**WHAT IS EXPECTED:** All records must be quoted exactly. Omit the pictures.

**DATASET ENTRIES:**
** START **

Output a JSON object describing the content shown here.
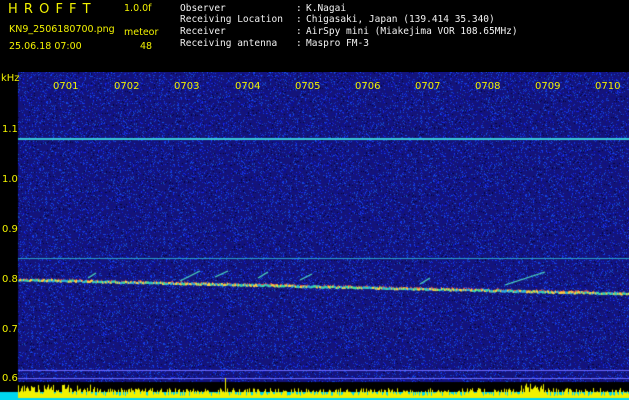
{
  "header": {
    "title": "H R O F F T",
    "version": "1.0.0f",
    "filename": "KN9_2506180700.png",
    "datetime": "25.06.18 07:00",
    "counter_label": "meteor",
    "counter_value": "48"
  },
  "info": {
    "rows": [
      {
        "label": "Observer",
        "value": "K.Nagai"
      },
      {
        "label": "Receiving Location",
        "value": "Chigasaki, Japan (139.414 35.340)"
      },
      {
        "label": "Receiver",
        "value": "AirSpy mini (Miakejima VOR 108.65MHz)"
      },
      {
        "label": "Receiving antenna",
        "value": "Maspro FM-3"
      }
    ]
  },
  "spectrogram": {
    "y_unit": "kHz",
    "y_ticks": [
      "1.1",
      "1.0",
      "0.9",
      "0.8",
      "0.7",
      "0.6"
    ],
    "x_ticks": [
      "0701",
      "0702",
      "0703",
      "0704",
      "0705",
      "0706",
      "0707",
      "0708",
      "0709",
      "0710"
    ],
    "colors": {
      "background": "#14147a",
      "label": "#f2f200",
      "level_bar": "#f2f200",
      "level_base": "#00d8f0"
    }
  }
}
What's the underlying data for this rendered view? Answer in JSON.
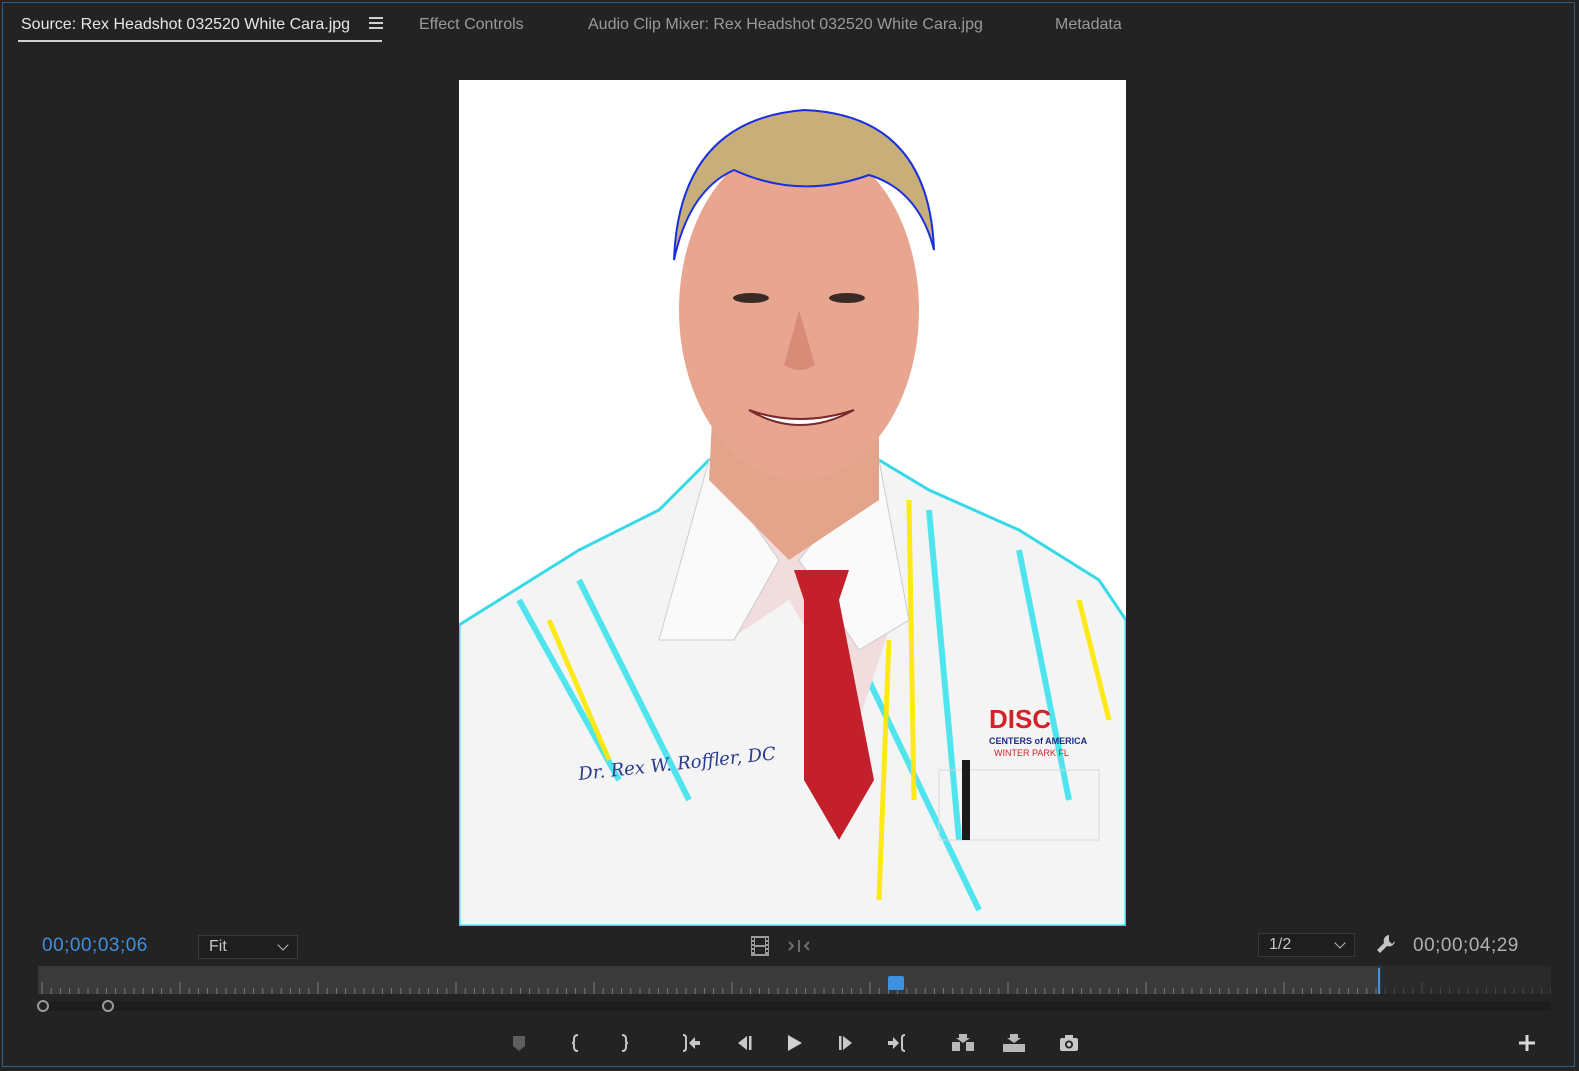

** END **

**RIGHT ANSWER:**
Output a JSON object describing the content shown here.
{
  "header": {
    "title": "H R O F F T",
    "version": "1.0.0f",
    "filename": "KN9_2506180700.png",
    "datetime": "25.06.18 07:00",
    "counter_label": "meteor",
    "counter_value": "48"
  },
  "info": {
    "rows": [
      {
        "label": "Observer",
        "value": "K.Nagai"
      },
      {
        "label": "Receiving Location",
        "value": "Chigasaki, Japan (139.414 35.340)"
      },
      {
        "label": "Receiver",
        "value": "AirSpy mini (Miakejima VOR 108.65MHz)"
      },
      {
        "label": "Receiving antenna",
        "value": "Maspro FM-3"
      }
    ]
  },
  "spectrogram": {
    "y_unit": "kHz",
    "y_ticks": [
      "1.1",
      "1.0",
      "0.9",
      "0.8",
      "0.7",
      "0.6"
    ],
    "x_ticks": [
      "0701",
      "0702",
      "0703",
      "0704",
      "0705",
      "0706",
      "0707",
      "0708",
      "0709",
      "0710"
    ],
    "colors": {
      "background": "#14147a",
      "label": "#f2f200",
      "level_bar": "#f2f200",
      "level_base": "#00d8f0"
    }
  }
}
What's the underlying data for this rendered view? Answer in JSON.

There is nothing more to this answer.